▶ _TO DO_
Reproduce the excerpt below about Mary Roach's Six Feet Over word for word, in full.

▶ _EXCERPTED TEXT_
##########

Salley Vickers, The Times
Mary Roach's entertaining book gives the dead a new lease of life.
Customer Reviews
Investigating the outer fringes
Mary Roach spent a year investigating the outer fringes of psychic phenomena and has written up her findings in Six Feet Over - a book full of healthy scepticism but also honest investigation. She seems to be a generous and open-minded investigator who does not belittle the enthusiasts she meets and writes entertainingly of what she finds.
Starting with "reincarnated children" Mary Roach travels to India to meet children who are allegedly reincarnations of (mostly)deceased relatives and neighbours - how unlike the western past lives people who always seem to claim to be reincarnations of more glamorous subjects of the Mahatma Gandhi, King Nefertiti ilk. Because the surrounding culture is accepting of the childrens' claims, the children are not usually subject to even the most gentle questioning of their claims, and Roach finds that a little gentle interrogation of witnesses and the children themselves, soon makes the stories fall apart.

##########

▶ _DATA SEGMENT_

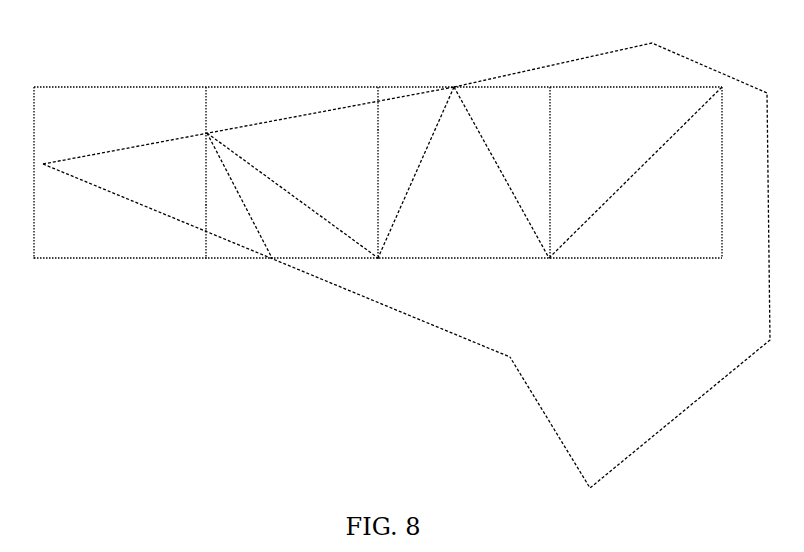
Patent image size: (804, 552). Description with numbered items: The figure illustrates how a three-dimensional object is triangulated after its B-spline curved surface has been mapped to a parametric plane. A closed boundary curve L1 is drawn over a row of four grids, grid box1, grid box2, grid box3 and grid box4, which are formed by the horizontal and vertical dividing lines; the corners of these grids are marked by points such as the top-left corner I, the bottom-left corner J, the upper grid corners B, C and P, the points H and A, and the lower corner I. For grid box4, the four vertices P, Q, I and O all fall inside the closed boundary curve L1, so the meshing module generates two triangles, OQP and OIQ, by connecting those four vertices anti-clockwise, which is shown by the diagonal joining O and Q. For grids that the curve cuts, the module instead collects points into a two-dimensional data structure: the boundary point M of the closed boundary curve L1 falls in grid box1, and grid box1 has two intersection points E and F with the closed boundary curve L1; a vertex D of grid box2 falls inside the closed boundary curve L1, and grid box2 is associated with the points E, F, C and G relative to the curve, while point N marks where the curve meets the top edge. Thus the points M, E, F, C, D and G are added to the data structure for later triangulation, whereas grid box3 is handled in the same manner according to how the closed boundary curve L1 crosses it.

##########

▶ _EXPECTED OUTPUT_
Salley Vickers, The Times
Mary Roach's entertaining book gives the dead a new lease of life.
Customer Reviews
Investigating the outer fringes
Mary Roach spent a year investigating the outer fringes of psychic phenomena and has written up her findings in Six Feet Over - a book full of healthy scepticism but also honest investigation. She seems to be a generous and open-minded investigator who does not belittle the enthusiasts she meets and writes entertainingly of what she finds.
Starting with "reincarnated children" Mary Roach travels to India to meet children who are allegedly reincarnations of (mostly)deceased relatives and neighbours - how unlike the western past lives people who always seem to claim to be reincarnations of more glamorous subjects of the Mahatma Gandhi, King Nefertiti ilk. Because the surrounding culture is accepting of the childrens' claims, the children are not usually subject to even the most gentle questioning of their claims, and Roach finds that a little gentle interrogation of witnesses and the children themselves, soon makes the stories fall apart.